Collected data
........
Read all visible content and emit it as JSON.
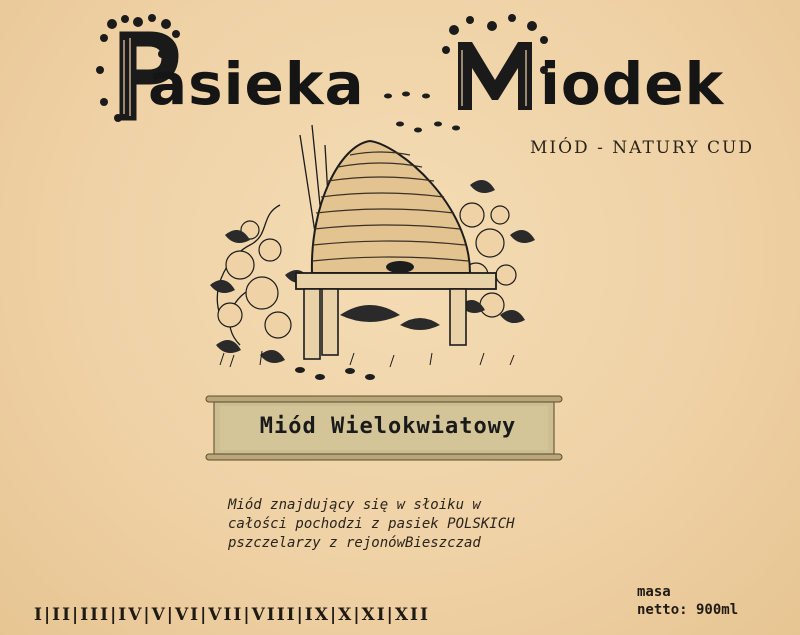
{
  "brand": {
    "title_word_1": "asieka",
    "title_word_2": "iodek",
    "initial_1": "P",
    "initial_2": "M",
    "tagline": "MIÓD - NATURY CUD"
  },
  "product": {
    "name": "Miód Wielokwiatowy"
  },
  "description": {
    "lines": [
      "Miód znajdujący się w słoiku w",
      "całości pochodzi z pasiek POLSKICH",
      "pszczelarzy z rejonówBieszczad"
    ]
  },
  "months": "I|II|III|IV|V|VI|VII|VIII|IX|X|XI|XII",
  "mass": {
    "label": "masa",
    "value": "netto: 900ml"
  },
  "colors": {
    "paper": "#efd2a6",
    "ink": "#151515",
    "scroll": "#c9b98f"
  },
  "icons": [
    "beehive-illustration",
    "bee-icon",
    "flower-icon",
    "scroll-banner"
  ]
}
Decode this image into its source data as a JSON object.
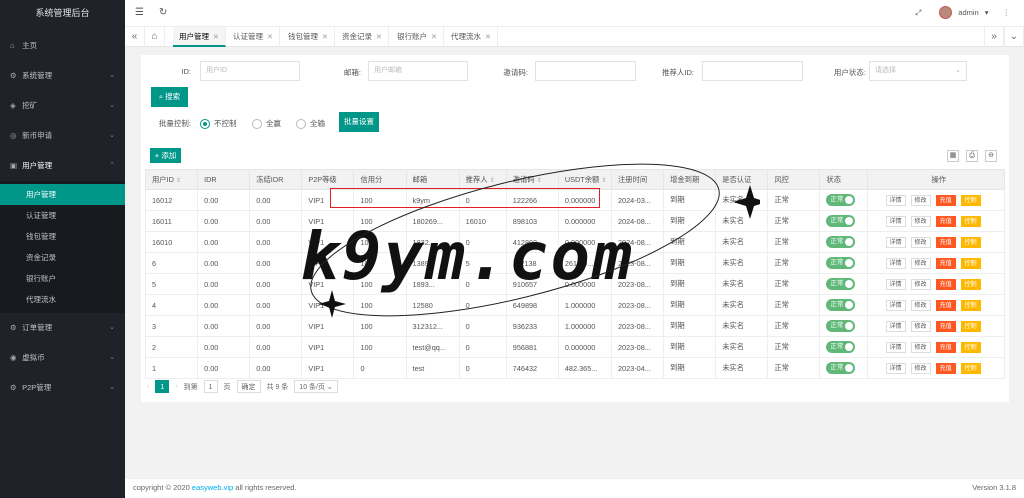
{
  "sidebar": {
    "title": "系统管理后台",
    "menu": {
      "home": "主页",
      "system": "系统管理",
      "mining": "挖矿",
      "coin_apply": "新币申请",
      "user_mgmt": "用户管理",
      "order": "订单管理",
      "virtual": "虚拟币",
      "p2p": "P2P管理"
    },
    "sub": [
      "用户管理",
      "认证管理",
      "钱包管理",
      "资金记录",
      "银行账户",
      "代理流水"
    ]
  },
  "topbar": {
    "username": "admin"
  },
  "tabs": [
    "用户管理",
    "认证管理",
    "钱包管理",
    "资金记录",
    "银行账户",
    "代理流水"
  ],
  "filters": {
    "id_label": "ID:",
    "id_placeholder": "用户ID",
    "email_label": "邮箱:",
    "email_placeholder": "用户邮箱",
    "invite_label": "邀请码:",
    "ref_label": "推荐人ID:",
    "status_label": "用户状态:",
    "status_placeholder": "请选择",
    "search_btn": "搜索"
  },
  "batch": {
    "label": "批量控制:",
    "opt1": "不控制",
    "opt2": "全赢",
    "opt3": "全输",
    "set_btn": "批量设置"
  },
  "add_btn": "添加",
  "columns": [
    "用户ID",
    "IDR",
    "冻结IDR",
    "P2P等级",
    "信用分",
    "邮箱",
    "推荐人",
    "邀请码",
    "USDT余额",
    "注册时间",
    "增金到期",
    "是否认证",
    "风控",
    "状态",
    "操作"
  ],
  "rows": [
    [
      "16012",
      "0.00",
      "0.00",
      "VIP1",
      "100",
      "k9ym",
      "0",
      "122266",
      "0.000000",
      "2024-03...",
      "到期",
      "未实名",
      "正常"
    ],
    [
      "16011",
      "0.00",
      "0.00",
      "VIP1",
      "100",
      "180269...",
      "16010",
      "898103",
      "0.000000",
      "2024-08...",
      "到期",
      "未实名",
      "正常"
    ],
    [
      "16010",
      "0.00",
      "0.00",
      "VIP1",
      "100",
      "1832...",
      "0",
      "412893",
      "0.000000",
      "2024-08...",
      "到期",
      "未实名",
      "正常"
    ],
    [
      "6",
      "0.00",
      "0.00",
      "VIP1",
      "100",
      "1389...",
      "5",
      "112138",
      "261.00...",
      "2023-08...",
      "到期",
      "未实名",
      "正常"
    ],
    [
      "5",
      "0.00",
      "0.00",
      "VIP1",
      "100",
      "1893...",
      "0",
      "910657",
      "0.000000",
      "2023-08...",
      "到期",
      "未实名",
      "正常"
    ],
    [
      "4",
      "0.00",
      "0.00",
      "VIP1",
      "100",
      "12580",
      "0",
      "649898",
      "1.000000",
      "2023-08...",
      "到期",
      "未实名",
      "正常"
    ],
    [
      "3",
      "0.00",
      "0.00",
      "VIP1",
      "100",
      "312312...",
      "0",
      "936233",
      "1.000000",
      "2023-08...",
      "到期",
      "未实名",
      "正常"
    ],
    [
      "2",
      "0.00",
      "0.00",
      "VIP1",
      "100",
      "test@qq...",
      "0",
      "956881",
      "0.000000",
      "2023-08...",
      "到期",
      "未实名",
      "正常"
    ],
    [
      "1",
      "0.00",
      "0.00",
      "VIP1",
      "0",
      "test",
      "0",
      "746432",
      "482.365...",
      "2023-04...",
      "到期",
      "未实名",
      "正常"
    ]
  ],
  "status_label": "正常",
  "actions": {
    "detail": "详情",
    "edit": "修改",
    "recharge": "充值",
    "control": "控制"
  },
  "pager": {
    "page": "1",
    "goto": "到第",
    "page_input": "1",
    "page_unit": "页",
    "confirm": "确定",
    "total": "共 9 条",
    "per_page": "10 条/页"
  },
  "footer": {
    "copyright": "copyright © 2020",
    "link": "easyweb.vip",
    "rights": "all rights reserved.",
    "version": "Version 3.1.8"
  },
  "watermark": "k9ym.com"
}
........
Problem details: Word for word, quote the full listing, omitting every picture.

Expected answer:
Read all visible content and emit it as JSON.
{
  "brand": {
    "title_word_1": "asieka",
    "title_word_2": "iodek",
    "initial_1": "P",
    "initial_2": "M",
    "tagline": "MIÓD - NATURY CUD"
  },
  "product": {
    "name": "Miód Wielokwiatowy"
  },
  "description": {
    "lines": [
      "Miód znajdujący się w słoiku w",
      "całości pochodzi z pasiek POLSKICH",
      "pszczelarzy z rejonówBieszczad"
    ]
  },
  "months": "I|II|III|IV|V|VI|VII|VIII|IX|X|XI|XII",
  "mass": {
    "label": "masa",
    "value": "netto: 900ml"
  },
  "colors": {
    "paper": "#efd2a6",
    "ink": "#151515",
    "scroll": "#c9b98f"
  },
  "icons": [
    "beehive-illustration",
    "bee-icon",
    "flower-icon",
    "scroll-banner"
  ]
}
Decode this image into its source data as a JSON object.
{
  "sidebar": {
    "title": "系统管理后台",
    "menu": {
      "home": "主页",
      "system": "系统管理",
      "mining": "挖矿",
      "coin_apply": "新币申请",
      "user_mgmt": "用户管理",
      "order": "订单管理",
      "virtual": "虚拟币",
      "p2p": "P2P管理"
    },
    "sub": [
      "用户管理",
      "认证管理",
      "钱包管理",
      "资金记录",
      "银行账户",
      "代理流水"
    ]
  },
  "topbar": {
    "username": "admin"
  },
  "tabs": [
    "用户管理",
    "认证管理",
    "钱包管理",
    "资金记录",
    "银行账户",
    "代理流水"
  ],
  "filters": {
    "id_label": "ID:",
    "id_placeholder": "用户ID",
    "email_label": "邮箱:",
    "email_placeholder": "用户邮箱",
    "invite_label": "邀请码:",
    "ref_label": "推荐人ID:",
    "status_label": "用户状态:",
    "status_placeholder": "请选择",
    "search_btn": "搜索"
  },
  "batch": {
    "label": "批量控制:",
    "opt1": "不控制",
    "opt2": "全赢",
    "opt3": "全输",
    "set_btn": "批量设置"
  },
  "add_btn": "添加",
  "columns": [
    "用户ID",
    "IDR",
    "冻结IDR",
    "P2P等级",
    "信用分",
    "邮箱",
    "推荐人",
    "邀请码",
    "USDT余额",
    "注册时间",
    "增金到期",
    "是否认证",
    "风控",
    "状态",
    "操作"
  ],
  "rows": [
    [
      "16012",
      "0.00",
      "0.00",
      "VIP1",
      "100",
      "k9ym",
      "0",
      "122266",
      "0.000000",
      "2024-03...",
      "到期",
      "未实名",
      "正常"
    ],
    [
      "16011",
      "0.00",
      "0.00",
      "VIP1",
      "100",
      "180269...",
      "16010",
      "898103",
      "0.000000",
      "2024-08...",
      "到期",
      "未实名",
      "正常"
    ],
    [
      "16010",
      "0.00",
      "0.00",
      "VIP1",
      "100",
      "1832...",
      "0",
      "412893",
      "0.000000",
      "2024-08...",
      "到期",
      "未实名",
      "正常"
    ],
    [
      "6",
      "0.00",
      "0.00",
      "VIP1",
      "100",
      "1389...",
      "5",
      "112138",
      "261.00...",
      "2023-08...",
      "到期",
      "未实名",
      "正常"
    ],
    [
      "5",
      "0.00",
      "0.00",
      "VIP1",
      "100",
      "1893...",
      "0",
      "910657",
      "0.000000",
      "2023-08...",
      "到期",
      "未实名",
      "正常"
    ],
    [
      "4",
      "0.00",
      "0.00",
      "VIP1",
      "100",
      "12580",
      "0",
      "649898",
      "1.000000",
      "2023-08...",
      "到期",
      "未实名",
      "正常"
    ],
    [
      "3",
      "0.00",
      "0.00",
      "VIP1",
      "100",
      "312312...",
      "0",
      "936233",
      "1.000000",
      "2023-08...",
      "到期",
      "未实名",
      "正常"
    ],
    [
      "2",
      "0.00",
      "0.00",
      "VIP1",
      "100",
      "test@qq...",
      "0",
      "956881",
      "0.000000",
      "2023-08...",
      "到期",
      "未实名",
      "正常"
    ],
    [
      "1",
      "0.00",
      "0.00",
      "VIP1",
      "0",
      "test",
      "0",
      "746432",
      "482.365...",
      "2023-04...",
      "到期",
      "未实名",
      "正常"
    ]
  ],
  "status_label": "正常",
  "actions": {
    "detail": "详情",
    "edit": "修改",
    "recharge": "充值",
    "control": "控制"
  },
  "pager": {
    "page": "1",
    "goto": "到第",
    "page_input": "1",
    "page_unit": "页",
    "confirm": "确定",
    "total": "共 9 条",
    "per_page": "10 条/页"
  },
  "footer": {
    "copyright": "copyright © 2020",
    "link": "easyweb.vip",
    "rights": "all rights reserved.",
    "version": "Version 3.1.8"
  },
  "watermark": "k9ym.com"
}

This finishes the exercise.